* Dataset entries on figures *
# # # # #
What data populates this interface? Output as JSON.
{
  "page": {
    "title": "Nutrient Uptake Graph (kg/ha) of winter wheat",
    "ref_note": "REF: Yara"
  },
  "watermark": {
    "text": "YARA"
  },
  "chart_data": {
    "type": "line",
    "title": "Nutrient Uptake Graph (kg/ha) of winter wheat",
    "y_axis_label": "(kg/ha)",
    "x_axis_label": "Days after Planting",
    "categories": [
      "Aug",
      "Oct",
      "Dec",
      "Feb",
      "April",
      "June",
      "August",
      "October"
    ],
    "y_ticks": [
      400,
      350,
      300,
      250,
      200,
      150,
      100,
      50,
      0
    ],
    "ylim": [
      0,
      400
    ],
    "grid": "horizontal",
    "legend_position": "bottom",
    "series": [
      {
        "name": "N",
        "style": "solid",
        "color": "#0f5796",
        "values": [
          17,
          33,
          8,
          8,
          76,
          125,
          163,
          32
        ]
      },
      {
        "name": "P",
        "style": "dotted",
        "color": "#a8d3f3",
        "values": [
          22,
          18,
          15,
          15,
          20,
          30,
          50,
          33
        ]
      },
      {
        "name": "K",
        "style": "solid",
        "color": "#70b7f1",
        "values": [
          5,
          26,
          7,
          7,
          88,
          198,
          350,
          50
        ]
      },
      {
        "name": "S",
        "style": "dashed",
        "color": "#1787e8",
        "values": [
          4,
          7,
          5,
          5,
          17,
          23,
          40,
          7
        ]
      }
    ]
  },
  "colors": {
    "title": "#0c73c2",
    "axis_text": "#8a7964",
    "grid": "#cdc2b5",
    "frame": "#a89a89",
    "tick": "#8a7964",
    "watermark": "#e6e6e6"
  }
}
# # # # #
* WHAT NEEDS TO BE DONE *
Transcribe each record exactly. Leave nothing out.

* THE REPLY *
What data populates this interface? Output as JSON.
{
  "page": {
    "title": "Nutrient Uptake Graph (kg/ha) of winter wheat",
    "ref_note": "REF: Yara"
  },
  "watermark": {
    "text": "YARA"
  },
  "chart_data": {
    "type": "line",
    "title": "Nutrient Uptake Graph (kg/ha) of winter wheat",
    "y_axis_label": "(kg/ha)",
    "x_axis_label": "Days after Planting",
    "categories": [
      "Aug",
      "Oct",
      "Dec",
      "Feb",
      "April",
      "June",
      "August",
      "October"
    ],
    "y_ticks": [
      400,
      350,
      300,
      250,
      200,
      150,
      100,
      50,
      0
    ],
    "ylim": [
      0,
      400
    ],
    "grid": "horizontal",
    "legend_position": "bottom",
    "series": [
      {
        "name": "N",
        "style": "solid",
        "color": "#0f5796",
        "values": [
          17,
          33,
          8,
          8,
          76,
          125,
          163,
          32
        ]
      },
      {
        "name": "P",
        "style": "dotted",
        "color": "#a8d3f3",
        "values": [
          22,
          18,
          15,
          15,
          20,
          30,
          50,
          33
        ]
      },
      {
        "name": "K",
        "style": "solid",
        "color": "#70b7f1",
        "values": [
          5,
          26,
          7,
          7,
          88,
          198,
          350,
          50
        ]
      },
      {
        "name": "S",
        "style": "dashed",
        "color": "#1787e8",
        "values": [
          4,
          7,
          5,
          5,
          17,
          23,
          40,
          7
        ]
      }
    ]
  },
  "colors": {
    "title": "#0c73c2",
    "axis_text": "#8a7964",
    "grid": "#cdc2b5",
    "frame": "#a89a89",
    "tick": "#8a7964",
    "watermark": "#e6e6e6"
  }
}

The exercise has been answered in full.